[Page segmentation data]
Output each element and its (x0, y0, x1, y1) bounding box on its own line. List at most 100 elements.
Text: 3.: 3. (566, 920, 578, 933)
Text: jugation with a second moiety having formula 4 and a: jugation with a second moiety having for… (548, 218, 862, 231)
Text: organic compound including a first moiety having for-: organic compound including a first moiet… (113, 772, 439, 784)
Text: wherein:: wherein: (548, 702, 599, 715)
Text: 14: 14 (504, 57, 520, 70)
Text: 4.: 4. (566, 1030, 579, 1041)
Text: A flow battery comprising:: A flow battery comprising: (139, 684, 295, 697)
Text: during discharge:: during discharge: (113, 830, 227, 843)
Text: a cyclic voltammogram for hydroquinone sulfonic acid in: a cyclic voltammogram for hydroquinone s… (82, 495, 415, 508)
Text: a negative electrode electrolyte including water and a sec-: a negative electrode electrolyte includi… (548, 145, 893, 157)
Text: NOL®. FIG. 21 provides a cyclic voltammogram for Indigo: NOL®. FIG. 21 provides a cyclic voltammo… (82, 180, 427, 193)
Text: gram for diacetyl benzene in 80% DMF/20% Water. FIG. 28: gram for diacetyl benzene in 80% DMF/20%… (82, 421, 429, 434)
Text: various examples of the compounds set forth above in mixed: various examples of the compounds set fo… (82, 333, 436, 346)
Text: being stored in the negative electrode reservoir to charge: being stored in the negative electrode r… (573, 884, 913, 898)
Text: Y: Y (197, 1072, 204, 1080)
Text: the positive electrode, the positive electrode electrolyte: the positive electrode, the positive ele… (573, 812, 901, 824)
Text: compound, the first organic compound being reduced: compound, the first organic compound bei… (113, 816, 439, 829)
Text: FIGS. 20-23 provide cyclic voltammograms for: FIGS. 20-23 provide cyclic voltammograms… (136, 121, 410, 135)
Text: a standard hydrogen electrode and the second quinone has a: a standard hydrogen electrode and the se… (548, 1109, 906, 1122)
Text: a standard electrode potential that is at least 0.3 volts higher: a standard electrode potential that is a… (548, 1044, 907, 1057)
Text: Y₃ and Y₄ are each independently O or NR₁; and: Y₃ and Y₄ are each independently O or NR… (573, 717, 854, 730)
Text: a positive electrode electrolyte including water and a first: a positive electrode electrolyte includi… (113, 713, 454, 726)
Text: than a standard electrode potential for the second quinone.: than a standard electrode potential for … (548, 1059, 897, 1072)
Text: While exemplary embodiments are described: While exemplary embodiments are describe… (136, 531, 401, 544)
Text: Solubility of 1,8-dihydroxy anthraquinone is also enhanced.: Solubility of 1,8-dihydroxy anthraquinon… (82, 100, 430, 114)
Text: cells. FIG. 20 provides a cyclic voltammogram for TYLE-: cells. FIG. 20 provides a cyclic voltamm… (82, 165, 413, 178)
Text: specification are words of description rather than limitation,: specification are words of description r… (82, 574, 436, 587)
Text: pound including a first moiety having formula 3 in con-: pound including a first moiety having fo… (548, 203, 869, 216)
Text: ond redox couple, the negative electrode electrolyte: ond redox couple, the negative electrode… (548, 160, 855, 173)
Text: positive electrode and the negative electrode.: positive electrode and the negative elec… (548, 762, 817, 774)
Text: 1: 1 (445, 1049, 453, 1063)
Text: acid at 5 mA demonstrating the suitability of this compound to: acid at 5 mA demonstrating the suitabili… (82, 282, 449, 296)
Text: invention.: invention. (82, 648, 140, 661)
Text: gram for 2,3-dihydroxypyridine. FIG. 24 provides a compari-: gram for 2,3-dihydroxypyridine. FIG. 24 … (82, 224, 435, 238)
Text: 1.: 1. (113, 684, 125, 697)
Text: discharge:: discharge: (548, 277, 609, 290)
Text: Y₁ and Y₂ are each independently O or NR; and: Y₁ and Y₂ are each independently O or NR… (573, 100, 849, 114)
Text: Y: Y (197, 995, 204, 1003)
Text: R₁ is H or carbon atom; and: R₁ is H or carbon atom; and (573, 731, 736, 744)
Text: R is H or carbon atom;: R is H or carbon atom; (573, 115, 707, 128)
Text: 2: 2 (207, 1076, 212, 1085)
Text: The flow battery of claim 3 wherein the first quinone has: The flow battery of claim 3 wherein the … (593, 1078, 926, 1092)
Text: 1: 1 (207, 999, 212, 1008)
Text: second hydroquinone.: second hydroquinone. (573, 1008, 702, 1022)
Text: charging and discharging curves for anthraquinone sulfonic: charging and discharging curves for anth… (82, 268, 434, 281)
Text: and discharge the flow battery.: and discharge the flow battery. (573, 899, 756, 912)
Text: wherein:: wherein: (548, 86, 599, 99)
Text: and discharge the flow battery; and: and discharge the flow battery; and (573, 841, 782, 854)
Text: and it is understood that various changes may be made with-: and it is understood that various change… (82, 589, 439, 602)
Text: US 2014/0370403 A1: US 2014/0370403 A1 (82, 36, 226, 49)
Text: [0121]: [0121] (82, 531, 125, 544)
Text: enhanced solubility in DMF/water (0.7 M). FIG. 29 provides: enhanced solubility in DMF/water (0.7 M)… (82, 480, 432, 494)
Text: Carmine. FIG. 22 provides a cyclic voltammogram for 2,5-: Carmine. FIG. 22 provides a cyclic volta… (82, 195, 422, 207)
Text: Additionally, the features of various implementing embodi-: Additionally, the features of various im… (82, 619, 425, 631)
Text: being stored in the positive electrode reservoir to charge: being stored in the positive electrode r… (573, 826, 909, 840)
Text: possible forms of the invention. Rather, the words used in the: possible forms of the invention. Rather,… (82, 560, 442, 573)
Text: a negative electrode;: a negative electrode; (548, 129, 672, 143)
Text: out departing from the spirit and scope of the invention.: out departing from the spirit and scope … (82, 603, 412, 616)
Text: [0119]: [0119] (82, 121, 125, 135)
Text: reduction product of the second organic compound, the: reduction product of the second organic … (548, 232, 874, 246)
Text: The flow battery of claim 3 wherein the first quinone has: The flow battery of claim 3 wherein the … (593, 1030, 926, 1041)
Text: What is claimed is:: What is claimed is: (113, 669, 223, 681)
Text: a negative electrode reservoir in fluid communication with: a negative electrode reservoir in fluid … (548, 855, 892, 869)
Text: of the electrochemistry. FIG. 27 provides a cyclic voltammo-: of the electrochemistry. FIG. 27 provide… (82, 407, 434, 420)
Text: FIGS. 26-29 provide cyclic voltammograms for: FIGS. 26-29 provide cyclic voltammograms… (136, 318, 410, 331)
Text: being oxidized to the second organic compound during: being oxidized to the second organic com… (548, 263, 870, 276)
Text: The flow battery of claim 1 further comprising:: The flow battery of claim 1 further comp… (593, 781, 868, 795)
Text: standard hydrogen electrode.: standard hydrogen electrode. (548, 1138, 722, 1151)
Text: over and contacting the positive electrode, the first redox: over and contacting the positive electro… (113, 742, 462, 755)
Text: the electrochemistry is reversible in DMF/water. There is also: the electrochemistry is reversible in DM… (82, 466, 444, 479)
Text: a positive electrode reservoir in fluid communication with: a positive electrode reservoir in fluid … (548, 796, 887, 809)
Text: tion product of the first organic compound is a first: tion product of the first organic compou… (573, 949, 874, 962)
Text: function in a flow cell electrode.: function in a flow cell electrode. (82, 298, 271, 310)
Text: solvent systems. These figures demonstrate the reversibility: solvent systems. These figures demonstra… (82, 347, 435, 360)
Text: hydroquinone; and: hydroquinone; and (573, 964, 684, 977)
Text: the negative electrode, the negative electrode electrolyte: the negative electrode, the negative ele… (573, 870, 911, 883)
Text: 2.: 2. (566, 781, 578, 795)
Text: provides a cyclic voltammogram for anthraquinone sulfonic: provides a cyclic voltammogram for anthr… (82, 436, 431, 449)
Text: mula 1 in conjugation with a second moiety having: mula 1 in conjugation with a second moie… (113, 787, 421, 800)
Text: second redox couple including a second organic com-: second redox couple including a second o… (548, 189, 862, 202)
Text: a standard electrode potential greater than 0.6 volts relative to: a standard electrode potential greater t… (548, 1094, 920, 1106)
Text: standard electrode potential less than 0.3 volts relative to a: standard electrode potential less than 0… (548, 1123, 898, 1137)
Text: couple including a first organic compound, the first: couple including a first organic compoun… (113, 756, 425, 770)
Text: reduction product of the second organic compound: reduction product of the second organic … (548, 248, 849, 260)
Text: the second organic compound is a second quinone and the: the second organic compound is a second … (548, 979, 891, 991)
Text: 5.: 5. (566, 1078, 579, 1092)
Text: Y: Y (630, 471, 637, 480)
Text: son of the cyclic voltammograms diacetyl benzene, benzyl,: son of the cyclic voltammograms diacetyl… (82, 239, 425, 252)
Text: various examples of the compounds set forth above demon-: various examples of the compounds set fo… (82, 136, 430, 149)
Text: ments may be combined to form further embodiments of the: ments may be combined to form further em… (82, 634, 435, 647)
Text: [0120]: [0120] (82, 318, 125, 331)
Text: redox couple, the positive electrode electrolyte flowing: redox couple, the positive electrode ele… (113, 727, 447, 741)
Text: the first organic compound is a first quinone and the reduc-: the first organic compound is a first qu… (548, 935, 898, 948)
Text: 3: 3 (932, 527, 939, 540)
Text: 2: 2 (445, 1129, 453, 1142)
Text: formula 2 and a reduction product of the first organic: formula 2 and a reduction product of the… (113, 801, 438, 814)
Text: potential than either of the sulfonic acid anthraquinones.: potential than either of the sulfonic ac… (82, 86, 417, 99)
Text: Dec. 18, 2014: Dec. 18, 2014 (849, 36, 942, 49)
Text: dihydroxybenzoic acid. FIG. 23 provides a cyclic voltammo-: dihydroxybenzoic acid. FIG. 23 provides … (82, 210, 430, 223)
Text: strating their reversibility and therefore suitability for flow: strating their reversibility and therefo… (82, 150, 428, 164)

• **Required action**:
Say how many lines of the data hold the string "comprising", with no other words in your reply.

• **Output for this exercise**:
2